:: To be done ::
Tell how many lines include the string "其他业务". Answer with a single number.

## begin Stored records

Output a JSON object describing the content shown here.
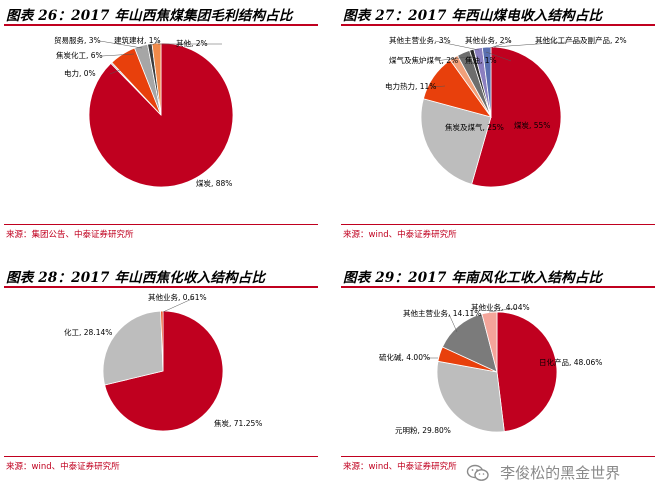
{
  "chart_data": [
    {
      "type": "pie",
      "title": "图表 26：2017 年山西焦煤集团毛利结构占比",
      "source": "来源：集团公告、中泰证券研究所",
      "slices": [
        {
          "label": "煤炭, 88%",
          "value": 88,
          "color": "#c0001f"
        },
        {
          "label": "电力, 0%",
          "value": 0.3,
          "color": "#9a9a9a"
        },
        {
          "label": "焦炭化工, 6%",
          "value": 6,
          "color": "#e8400c"
        },
        {
          "label": "贸易服务, 3%",
          "value": 3,
          "color": "#a6a6a6"
        },
        {
          "label": "建筑建材, 1%",
          "value": 1,
          "color": "#3c3c3c"
        },
        {
          "label": "其他, 2%",
          "value": 2,
          "color": "#f08a4a"
        }
      ]
    },
    {
      "type": "pie",
      "title": "图表 27：2017 年西山煤电收入结构占比",
      "source": "来源：wind、中泰证券研究所",
      "slices": [
        {
          "label": "煤炭, 55%",
          "value": 55,
          "color": "#c0001f"
        },
        {
          "label": "焦炭及煤气, 25%",
          "value": 25,
          "color": "#bdbdbd"
        },
        {
          "label": "电力热力, 11%",
          "value": 11,
          "color": "#e8400c"
        },
        {
          "label": "煤气及焦炉煤气, 2%",
          "value": 2,
          "color": "#f1a07a"
        },
        {
          "label": "其他主营业务, 3%",
          "value": 3,
          "color": "#6d6d6d"
        },
        {
          "label": "焦油, 1%",
          "value": 1,
          "color": "#2b2b2b"
        },
        {
          "label": "其他业务, 2%",
          "value": 2,
          "color": "#8b7fc0"
        },
        {
          "label": "其他化工产品及副产品, 2%",
          "value": 2,
          "color": "#5a6fb0"
        }
      ]
    },
    {
      "type": "pie",
      "title": "图表 28：2017 年山西焦化收入结构占比",
      "source": "来源：wind、中泰证券研究所",
      "slices": [
        {
          "label": "焦炭, 71.25%",
          "value": 71.25,
          "color": "#c0001f"
        },
        {
          "label": "化工, 28.14%",
          "value": 28.14,
          "color": "#bdbdbd"
        },
        {
          "label": "其他业务, 0.61%",
          "value": 0.61,
          "color": "#e8400c"
        }
      ]
    },
    {
      "type": "pie",
      "title": "图表 29：2017 年南风化工收入结构占比",
      "source": "来源：wind、中泰证券研究所",
      "slices": [
        {
          "label": "日化产品, 48.06%",
          "value": 48.06,
          "color": "#c0001f"
        },
        {
          "label": "元明粉, 29.80%",
          "value": 29.8,
          "color": "#bdbdbd"
        },
        {
          "label": "硫化碱, 4.00%",
          "value": 4.0,
          "color": "#e8400c"
        },
        {
          "label": "其他主营业务, 14.11%",
          "value": 14.11,
          "color": "#7b7b7b"
        },
        {
          "label": "其他业务, 4.04%",
          "value": 4.04,
          "color": "#f4a59a"
        }
      ]
    }
  ],
  "watermark": {
    "text": "李俊松的黑金世界",
    "icon": "wechat-icon"
  }
}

## end Stored records

:: The output ::
3